[Rows from a figure dataset]
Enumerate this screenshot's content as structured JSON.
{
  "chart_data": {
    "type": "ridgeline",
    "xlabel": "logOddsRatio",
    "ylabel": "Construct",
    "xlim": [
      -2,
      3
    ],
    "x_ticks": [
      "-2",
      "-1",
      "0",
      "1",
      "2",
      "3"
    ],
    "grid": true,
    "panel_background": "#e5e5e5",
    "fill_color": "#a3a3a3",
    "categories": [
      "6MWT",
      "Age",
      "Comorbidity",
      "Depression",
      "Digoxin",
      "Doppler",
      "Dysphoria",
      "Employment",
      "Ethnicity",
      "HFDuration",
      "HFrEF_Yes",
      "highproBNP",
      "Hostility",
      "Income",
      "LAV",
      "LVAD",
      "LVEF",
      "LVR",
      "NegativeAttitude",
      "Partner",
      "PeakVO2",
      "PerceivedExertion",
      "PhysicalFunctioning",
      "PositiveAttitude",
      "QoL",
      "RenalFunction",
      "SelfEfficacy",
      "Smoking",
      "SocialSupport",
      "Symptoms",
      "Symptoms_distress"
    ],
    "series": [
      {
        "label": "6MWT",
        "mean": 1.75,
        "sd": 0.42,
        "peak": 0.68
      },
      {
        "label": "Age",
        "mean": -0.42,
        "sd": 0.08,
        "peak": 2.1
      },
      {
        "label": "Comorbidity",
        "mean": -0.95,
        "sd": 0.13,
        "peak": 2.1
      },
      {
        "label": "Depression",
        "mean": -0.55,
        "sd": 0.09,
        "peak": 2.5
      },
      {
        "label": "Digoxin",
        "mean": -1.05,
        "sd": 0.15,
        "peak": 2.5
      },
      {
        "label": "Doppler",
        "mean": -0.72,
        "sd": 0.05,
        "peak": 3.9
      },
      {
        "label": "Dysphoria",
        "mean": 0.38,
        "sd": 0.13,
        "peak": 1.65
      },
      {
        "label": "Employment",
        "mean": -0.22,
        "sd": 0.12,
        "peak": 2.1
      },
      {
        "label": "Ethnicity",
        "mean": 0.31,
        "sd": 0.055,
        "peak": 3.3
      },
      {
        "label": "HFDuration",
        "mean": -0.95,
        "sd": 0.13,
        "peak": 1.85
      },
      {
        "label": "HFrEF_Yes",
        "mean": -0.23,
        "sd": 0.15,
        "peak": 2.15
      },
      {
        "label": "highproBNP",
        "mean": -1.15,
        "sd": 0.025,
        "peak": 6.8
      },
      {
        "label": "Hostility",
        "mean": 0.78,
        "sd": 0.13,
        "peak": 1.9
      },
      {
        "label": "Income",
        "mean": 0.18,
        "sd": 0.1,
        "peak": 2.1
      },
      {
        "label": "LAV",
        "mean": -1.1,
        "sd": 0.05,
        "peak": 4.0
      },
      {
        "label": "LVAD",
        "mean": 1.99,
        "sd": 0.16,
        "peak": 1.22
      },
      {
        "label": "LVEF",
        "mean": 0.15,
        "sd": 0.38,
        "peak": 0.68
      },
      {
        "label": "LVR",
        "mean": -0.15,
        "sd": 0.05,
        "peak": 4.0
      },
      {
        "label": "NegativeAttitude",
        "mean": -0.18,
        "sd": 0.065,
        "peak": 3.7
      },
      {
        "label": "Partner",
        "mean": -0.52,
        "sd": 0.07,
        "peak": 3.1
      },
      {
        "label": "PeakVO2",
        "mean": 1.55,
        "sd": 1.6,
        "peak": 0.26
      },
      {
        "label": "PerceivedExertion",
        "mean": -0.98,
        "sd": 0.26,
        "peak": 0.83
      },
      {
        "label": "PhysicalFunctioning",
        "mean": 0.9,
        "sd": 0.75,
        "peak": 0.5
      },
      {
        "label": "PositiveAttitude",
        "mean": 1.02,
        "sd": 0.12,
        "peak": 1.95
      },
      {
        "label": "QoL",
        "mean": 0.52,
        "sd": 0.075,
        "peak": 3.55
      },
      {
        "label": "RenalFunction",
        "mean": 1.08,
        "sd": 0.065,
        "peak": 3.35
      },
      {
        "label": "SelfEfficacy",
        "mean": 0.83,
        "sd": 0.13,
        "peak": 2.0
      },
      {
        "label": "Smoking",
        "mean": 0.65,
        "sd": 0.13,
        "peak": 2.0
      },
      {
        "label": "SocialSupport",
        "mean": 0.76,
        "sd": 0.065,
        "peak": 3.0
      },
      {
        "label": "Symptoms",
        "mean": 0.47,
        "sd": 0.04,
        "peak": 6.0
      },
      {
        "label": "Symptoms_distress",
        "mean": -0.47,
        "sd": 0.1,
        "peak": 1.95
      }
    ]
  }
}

» What to produce
Write the entries again, exactly as they stand.

» Answer in full
Enumerate this screenshot's content as structured JSON.
{
  "chart_data": {
    "type": "ridgeline",
    "xlabel": "logOddsRatio",
    "ylabel": "Construct",
    "xlim": [
      -2,
      3
    ],
    "x_ticks": [
      "-2",
      "-1",
      "0",
      "1",
      "2",
      "3"
    ],
    "grid": true,
    "panel_background": "#e5e5e5",
    "fill_color": "#a3a3a3",
    "categories": [
      "6MWT",
      "Age",
      "Comorbidity",
      "Depression",
      "Digoxin",
      "Doppler",
      "Dysphoria",
      "Employment",
      "Ethnicity",
      "HFDuration",
      "HFrEF_Yes",
      "highproBNP",
      "Hostility",
      "Income",
      "LAV",
      "LVAD",
      "LVEF",
      "LVR",
      "NegativeAttitude",
      "Partner",
      "PeakVO2",
      "PerceivedExertion",
      "PhysicalFunctioning",
      "PositiveAttitude",
      "QoL",
      "RenalFunction",
      "SelfEfficacy",
      "Smoking",
      "SocialSupport",
      "Symptoms",
      "Symptoms_distress"
    ],
    "series": [
      {
        "label": "6MWT",
        "mean": 1.75,
        "sd": 0.42,
        "peak": 0.68
      },
      {
        "label": "Age",
        "mean": -0.42,
        "sd": 0.08,
        "peak": 2.1
      },
      {
        "label": "Comorbidity",
        "mean": -0.95,
        "sd": 0.13,
        "peak": 2.1
      },
      {
        "label": "Depression",
        "mean": -0.55,
        "sd": 0.09,
        "peak": 2.5
      },
      {
        "label": "Digoxin",
        "mean": -1.05,
        "sd": 0.15,
        "peak": 2.5
      },
      {
        "label": "Doppler",
        "mean": -0.72,
        "sd": 0.05,
        "peak": 3.9
      },
      {
        "label": "Dysphoria",
        "mean": 0.38,
        "sd": 0.13,
        "peak": 1.65
      },
      {
        "label": "Employment",
        "mean": -0.22,
        "sd": 0.12,
        "peak": 2.1
      },
      {
        "label": "Ethnicity",
        "mean": 0.31,
        "sd": 0.055,
        "peak": 3.3
      },
      {
        "label": "HFDuration",
        "mean": -0.95,
        "sd": 0.13,
        "peak": 1.85
      },
      {
        "label": "HFrEF_Yes",
        "mean": -0.23,
        "sd": 0.15,
        "peak": 2.15
      },
      {
        "label": "highproBNP",
        "mean": -1.15,
        "sd": 0.025,
        "peak": 6.8
      },
      {
        "label": "Hostility",
        "mean": 0.78,
        "sd": 0.13,
        "peak": 1.9
      },
      {
        "label": "Income",
        "mean": 0.18,
        "sd": 0.1,
        "peak": 2.1
      },
      {
        "label": "LAV",
        "mean": -1.1,
        "sd": 0.05,
        "peak": 4.0
      },
      {
        "label": "LVAD",
        "mean": 1.99,
        "sd": 0.16,
        "peak": 1.22
      },
      {
        "label": "LVEF",
        "mean": 0.15,
        "sd": 0.38,
        "peak": 0.68
      },
      {
        "label": "LVR",
        "mean": -0.15,
        "sd": 0.05,
        "peak": 4.0
      },
      {
        "label": "NegativeAttitude",
        "mean": -0.18,
        "sd": 0.065,
        "peak": 3.7
      },
      {
        "label": "Partner",
        "mean": -0.52,
        "sd": 0.07,
        "peak": 3.1
      },
      {
        "label": "PeakVO2",
        "mean": 1.55,
        "sd": 1.6,
        "peak": 0.26
      },
      {
        "label": "PerceivedExertion",
        "mean": -0.98,
        "sd": 0.26,
        "peak": 0.83
      },
      {
        "label": "PhysicalFunctioning",
        "mean": 0.9,
        "sd": 0.75,
        "peak": 0.5
      },
      {
        "label": "PositiveAttitude",
        "mean": 1.02,
        "sd": 0.12,
        "peak": 1.95
      },
      {
        "label": "QoL",
        "mean": 0.52,
        "sd": 0.075,
        "peak": 3.55
      },
      {
        "label": "RenalFunction",
        "mean": 1.08,
        "sd": 0.065,
        "peak": 3.35
      },
      {
        "label": "SelfEfficacy",
        "mean": 0.83,
        "sd": 0.13,
        "peak": 2.0
      },
      {
        "label": "Smoking",
        "mean": 0.65,
        "sd": 0.13,
        "peak": 2.0
      },
      {
        "label": "SocialSupport",
        "mean": 0.76,
        "sd": 0.065,
        "peak": 3.0
      },
      {
        "label": "Symptoms",
        "mean": 0.47,
        "sd": 0.04,
        "peak": 6.0
      },
      {
        "label": "Symptoms_distress",
        "mean": -0.47,
        "sd": 0.1,
        "peak": 1.95
      }
    ]
  }
}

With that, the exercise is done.